▶ Task to carry out
Leave out the pictures; transcribe all else exactly.

Start of Entries shown

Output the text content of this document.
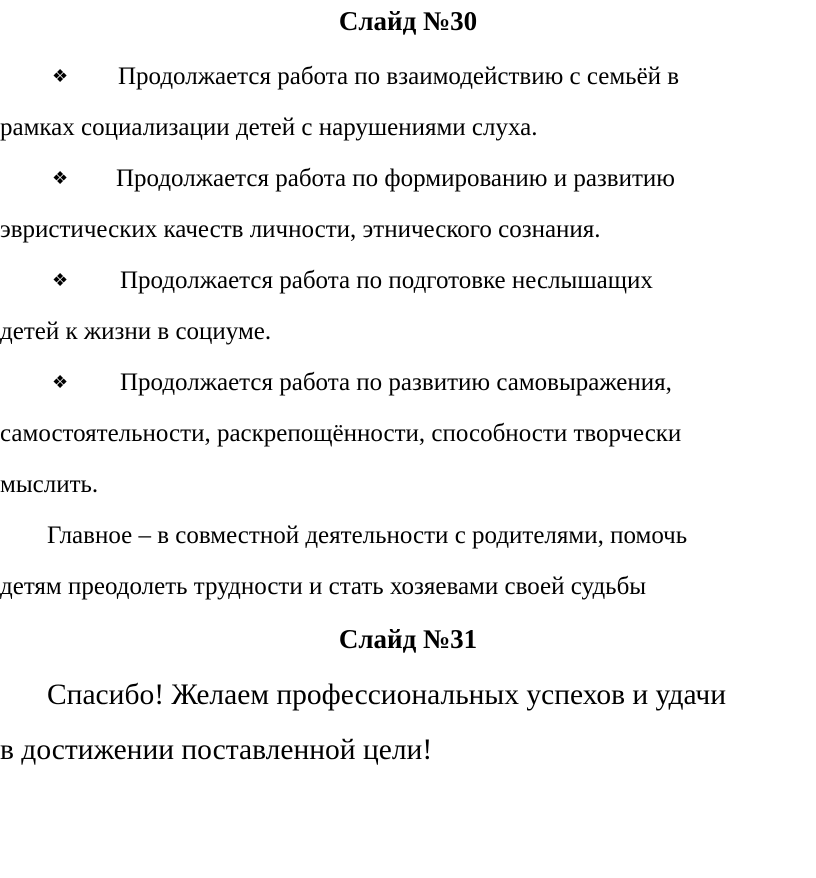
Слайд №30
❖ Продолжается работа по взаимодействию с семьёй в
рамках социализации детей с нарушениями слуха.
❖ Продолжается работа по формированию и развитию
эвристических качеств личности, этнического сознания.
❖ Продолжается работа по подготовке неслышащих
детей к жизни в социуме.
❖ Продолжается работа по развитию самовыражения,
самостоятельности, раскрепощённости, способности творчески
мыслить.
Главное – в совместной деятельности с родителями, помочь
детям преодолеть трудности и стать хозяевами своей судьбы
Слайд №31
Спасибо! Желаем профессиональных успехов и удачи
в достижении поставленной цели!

End of Entries shown

▶ Solved exercise
Output the text content of this document.
Слайд №30
❖ Продолжается работа по взаимодействию с семьёй в
рамках социализации детей с нарушениями слуха.
❖ Продолжается работа по формированию и развитию
эвристических качеств личности, этнического сознания.
❖ Продолжается работа по подготовке неслышащих
детей к жизни в социуме.
❖ Продолжается работа по развитию самовыражения,
самостоятельности, раскрепощённости, способности творчески
мыслить.
Главное – в совместной деятельности с родителями, помочь
детям преодолеть трудности и стать хозяевами своей судьбы
Слайд №31
Спасибо! Желаем профессиональных успехов и удачи
в достижении поставленной цели!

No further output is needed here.